**Exercise details**
Quote all lines below exactly. Images stay out.

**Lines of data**
▼▼▼
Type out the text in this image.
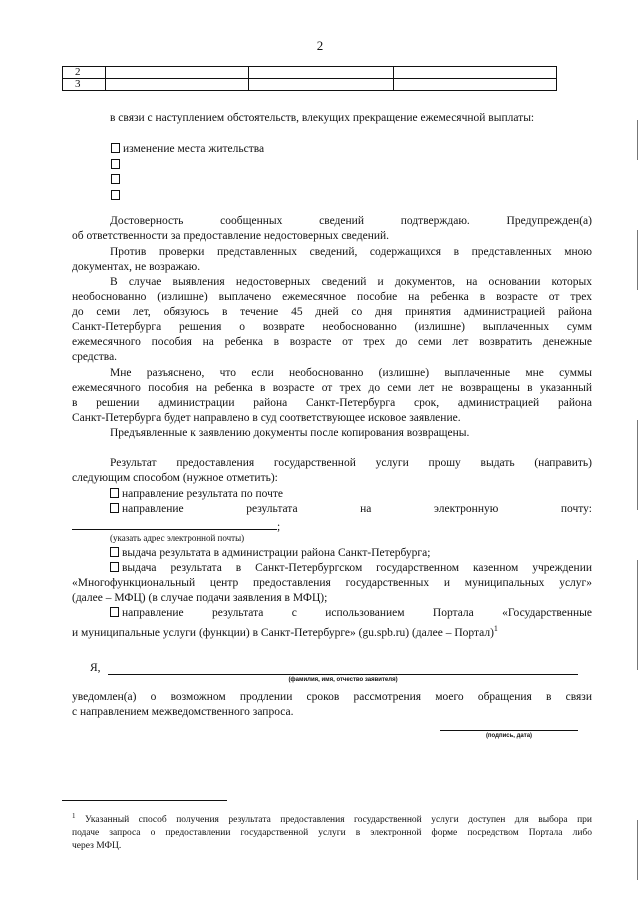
2
2			
3			
в связи с наступлением обстоятельств, влекущих прекращение ежемесячной выплаты:
изменение места жительства
Достоверность сообщенных сведений подтверждаю. Предупрежден(а)
об ответственности за предоставление недостоверных сведений.
Против проверки представленных сведений, содержащихся в представленных мною
документах, не возражаю.
В случае выявления недостоверных сведений и документов, на основании которых
необоснованно (излишне) выплачено ежемесячное пособие на ребенка в возрасте от трех
до семи лет, обязуюсь в течение 45 дней со дня принятия администрацией района
Санкт-Петербурга решения о возврате необоснованно (излишне) выплаченных сумм
ежемесячного пособия на ребенка в возрасте от трех до семи лет возвратить денежные
средства.
Мне разъяснено, что если необоснованно (излишне) выплаченные мне суммы
ежемесячного пособия на ребенка в возрасте от трех до семи лет не возвращены в указанный
в решении администрации района Санкт-Петербурга срок, администрацией района
Санкт-Петербурга будет направлено в суд соответствующее исковое заявление.
Предъявленные к заявлению документы после копирования возвращены.
Результат предоставления государственной услуги прошу выдать (направить)
следующим способом (нужное отметить):
направление результата по почте
направление	результата	на	электронную	почту:
;
(указать адрес электронной почты)
выдача результата в администрации района Санкт-Петербурга;
выдача результата в Санкт-Петербургском государственном казенном учреждении
«Многофункциональный центр предоставления государственных и муниципальных услуг»
(далее – МФЦ) (в случае подачи заявления в МФЦ);
направление результата с использованием Портала «Государственные
и муниципальные услуги (функции) в Санкт-Петербурге» (gu.spb.ru) (далее – Портал)$^1$
Я,
(фамилия, имя, отчество заявителя)
уведомлен(а) о возможном продлении сроков рассмотрения моего обращения в связи
с направлением межведомственного запроса.
(подпись, дата)
$^1$ Указанный способ получения результата предоставления государственной услуги доступен для выбора при
подаче запроса о предоставлении государственной услуги в электронной форме посредством Портала либо
через МФЦ.
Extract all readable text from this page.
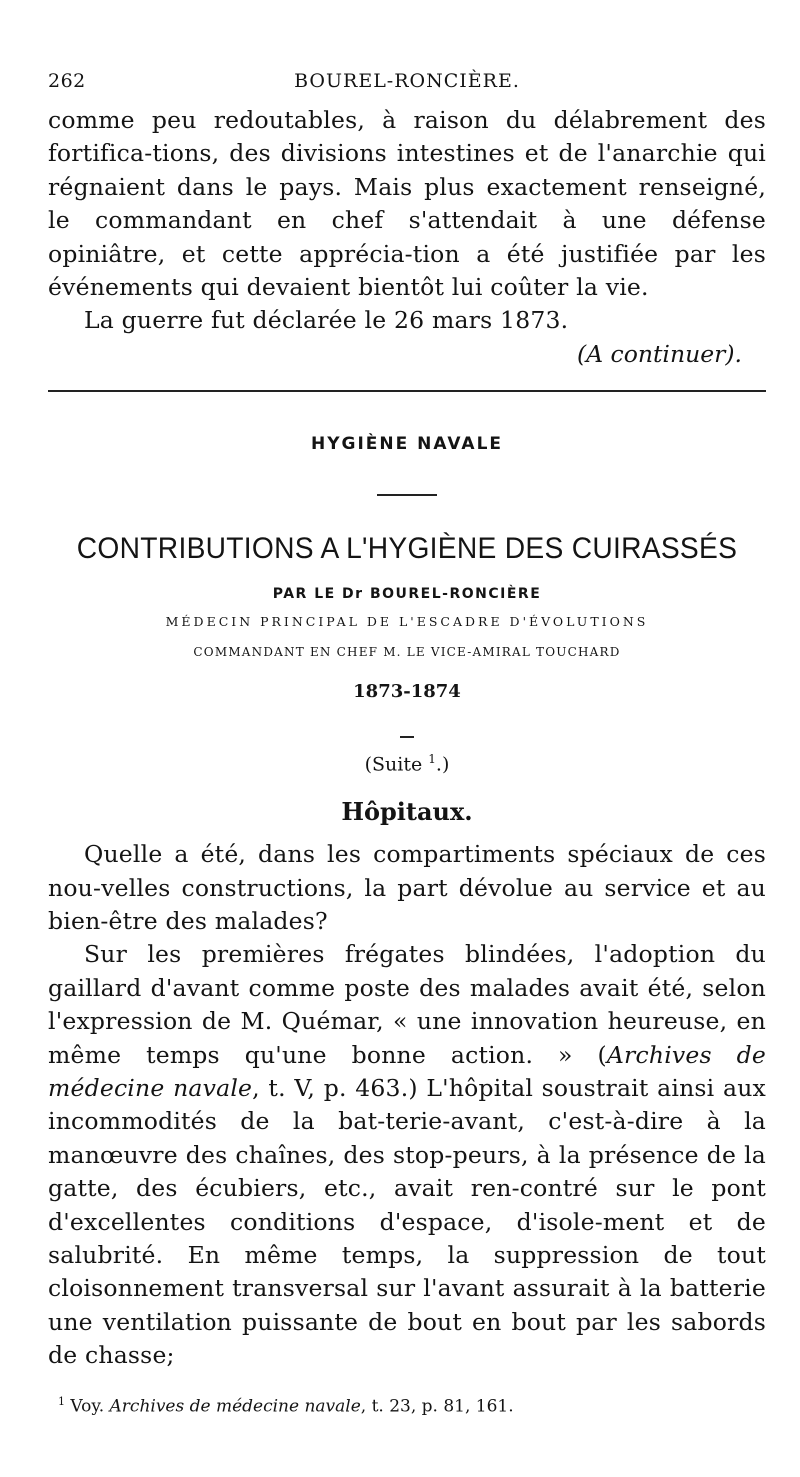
262	BOUREL-RONCIÈRE.

comme peu redoutables, à raison du délabrement des fortifica-tions, des divisions intestines et de l'anarchie qui régnaient dans le pays. Mais plus exactement renseigné, le commandant en chef s'attendait à une défense opiniâtre, et cette apprécia-tion a été justifiée par les événements qui devaient bientôt lui coûter la vie.

La guerre fut déclarée le 26 mars 1873.

(A continuer).
HYGIÈNE NAVALE
CONTRIBUTIONS A L'HYGIÈNE DES CUIRASSÉS
PAR LE Dr BOUREL-RONCIÈRE
MÉDECIN PRINCIPAL DE L'ESCADRE D'ÉVOLUTIONS
COMMANDANT EN CHEF M. LE VICE-AMIRAL TOUCHARD
1873-1874
(Suite $^1$.)
Hôpitaux.

Quelle a été, dans les compartiments spéciaux de ces nou-velles constructions, la part dévolue au service et au bien-être des malades?

Sur les premières frégates blindées, l'adoption du gaillard d'avant comme poste des malades avait été, selon l'expression de M. Quémar, « une innovation heureuse, en même temps qu'une bonne action. » (Archives de médecine navale, t. V, p. 463.) L'hôpital soustrait ainsi aux incommodités de la bat-terie-avant, c'est-à-dire à la manœuvre des chaînes, des stop-peurs, à la présence de la gatte, des écubiers, etc., avait ren-contré sur le pont d'excellentes conditions d'espace, d'isole-ment et de salubrité. En même temps, la suppression de tout cloisonnement transversal sur l'avant assurait à la batterie une ventilation puissante de bout en bout par les sabords de chasse;

$^1$ Voy. Archives de médecine navale, t. 23, p. 81, 161.
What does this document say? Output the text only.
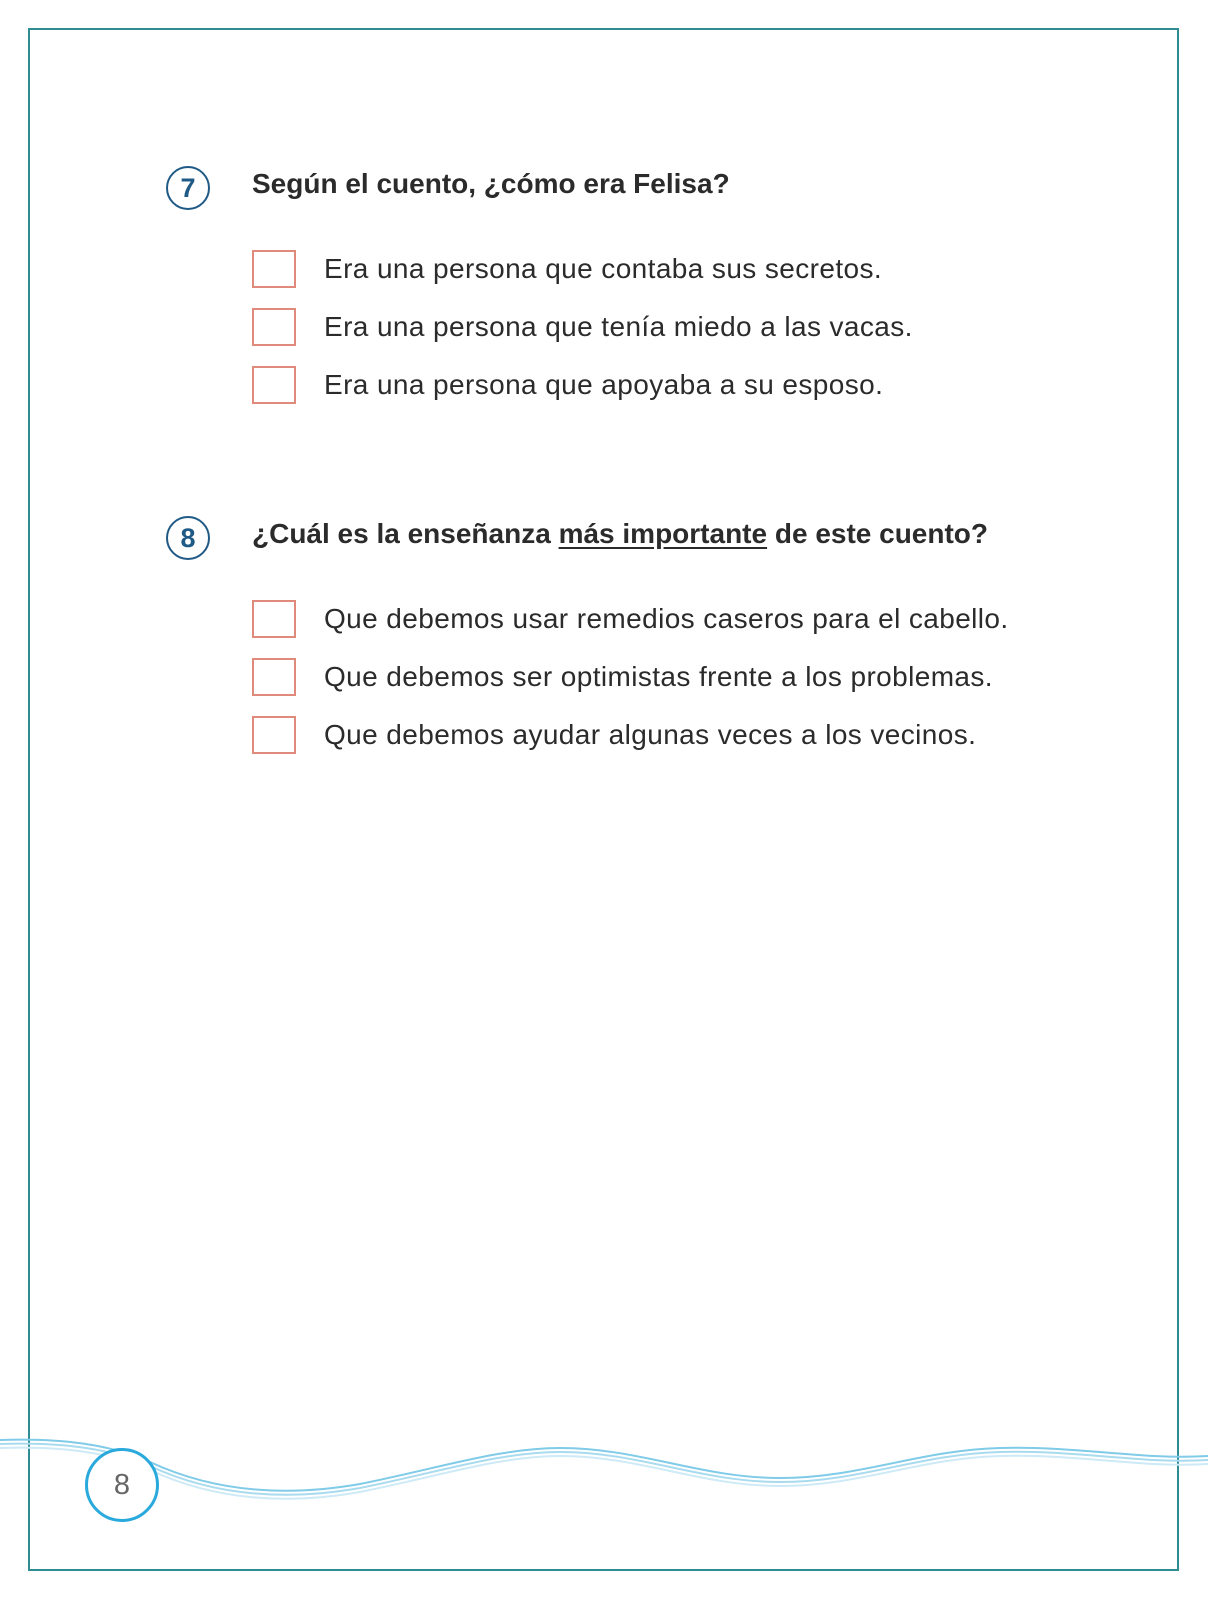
7	Según el cuento, ¿cómo era Felisa?
Era una persona que contaba sus secretos.
Era una persona que tenía miedo a las vacas.
Era una persona que apoyaba a su esposo.
8	¿Cuál es la enseñanza más importante de este cuento?
Que debemos usar remedios caseros para el cabello.
Que debemos ser optimistas frente a los problemas.
Que debemos ayudar algunas veces a los vecinos.
8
▲▲▲
**Worked solution**
Type out the text in this image.
2
2			
3			
в связи с наступлением обстоятельств, влекущих прекращение ежемесячной выплаты:
изменение места жительства
Достоверность сообщенных сведений подтверждаю. Предупрежден(а)
об ответственности за предоставление недостоверных сведений.
Против проверки представленных сведений, содержащихся в представленных мною
документах, не возражаю.
В случае выявления недостоверных сведений и документов, на основании которых
необоснованно (излишне) выплачено ежемесячное пособие на ребенка в возрасте от трех
до семи лет, обязуюсь в течение 45 дней со дня принятия администрацией района
Санкт-Петербурга решения о возврате необоснованно (излишне) выплаченных сумм
ежемесячного пособия на ребенка в возрасте от трех до семи лет возвратить денежные
средства.
Мне разъяснено, что если необоснованно (излишне) выплаченные мне суммы
ежемесячного пособия на ребенка в возрасте от трех до семи лет не возвращены в указанный
в решении администрации района Санкт-Петербурга срок, администрацией района
Санкт-Петербурга будет направлено в суд соответствующее исковое заявление.
Предъявленные к заявлению документы после копирования возвращены.
Результат предоставления государственной услуги прошу выдать (направить)
следующим способом (нужное отметить):
направление результата по почте
направление	результата	на	электронную	почту:
;
(указать адрес электронной почты)
выдача результата в администрации района Санкт-Петербурга;
выдача результата в Санкт-Петербургском государственном казенном учреждении
«Многофункциональный центр предоставления государственных и муниципальных услуг»
(далее – МФЦ) (в случае подачи заявления в МФЦ);
направление результата с использованием Портала «Государственные
и муниципальные услуги (функции) в Санкт-Петербурге» (gu.spb.ru) (далее – Портал)$^1$
Я,
(фамилия, имя, отчество заявителя)
уведомлен(а) о возможном продлении сроков рассмотрения моего обращения в связи
с направлением межведомственного запроса.
(подпись, дата)
$^1$ Указанный способ получения результата предоставления государственной услуги доступен для выбора при
подаче запроса о предоставлении государственной услуги в электронной форме посредством Портала либо
через МФЦ.
Extract all readable text from this page.
262	BOUREL-RONCIÈRE.

comme peu redoutables, à raison du délabrement des fortifica-tions, des divisions intestines et de l'anarchie qui régnaient dans le pays. Mais plus exactement renseigné, le commandant en chef s'attendait à une défense opiniâtre, et cette apprécia-tion a été justifiée par les événements qui devaient bientôt lui coûter la vie.

La guerre fut déclarée le 26 mars 1873.

(A continuer).
HYGIÈNE NAVALE
CONTRIBUTIONS A L'HYGIÈNE DES CUIRASSÉS
PAR LE Dr BOUREL-RONCIÈRE
MÉDECIN PRINCIPAL DE L'ESCADRE D'ÉVOLUTIONS
COMMANDANT EN CHEF M. LE VICE-AMIRAL TOUCHARD
1873-1874
(Suite $^1$.)
Hôpitaux.

Quelle a été, dans les compartiments spéciaux de ces nou-velles constructions, la part dévolue au service et au bien-être des malades?

Sur les premières frégates blindées, l'adoption du gaillard d'avant comme poste des malades avait été, selon l'expression de M. Quémar, « une innovation heureuse, en même temps qu'une bonne action. » (Archives de médecine navale, t. V, p. 463.) L'hôpital soustrait ainsi aux incommodités de la bat-terie-avant, c'est-à-dire à la manœuvre des chaînes, des stop-peurs, à la présence de la gatte, des écubiers, etc., avait ren-contré sur le pont d'excellentes conditions d'espace, d'isole-ment et de salubrité. En même temps, la suppression de tout cloisonnement transversal sur l'avant assurait à la batterie une ventilation puissante de bout en bout par les sabords de chasse;

$^1$ Voy. Archives de médecine navale, t. 23, p. 81, 161.
What does this document say? Output the text only.
7	Según el cuento, ¿cómo era Felisa?
Era una persona que contaba sus secretos.
Era una persona que tenía miedo a las vacas.
Era una persona que apoyaba a su esposo.
8	¿Cuál es la enseñanza más importante de este cuento?
Que debemos usar remedios caseros para el cabello.
Que debemos ser optimistas frente a los problemas.
Que debemos ayudar algunas veces a los vecinos.
8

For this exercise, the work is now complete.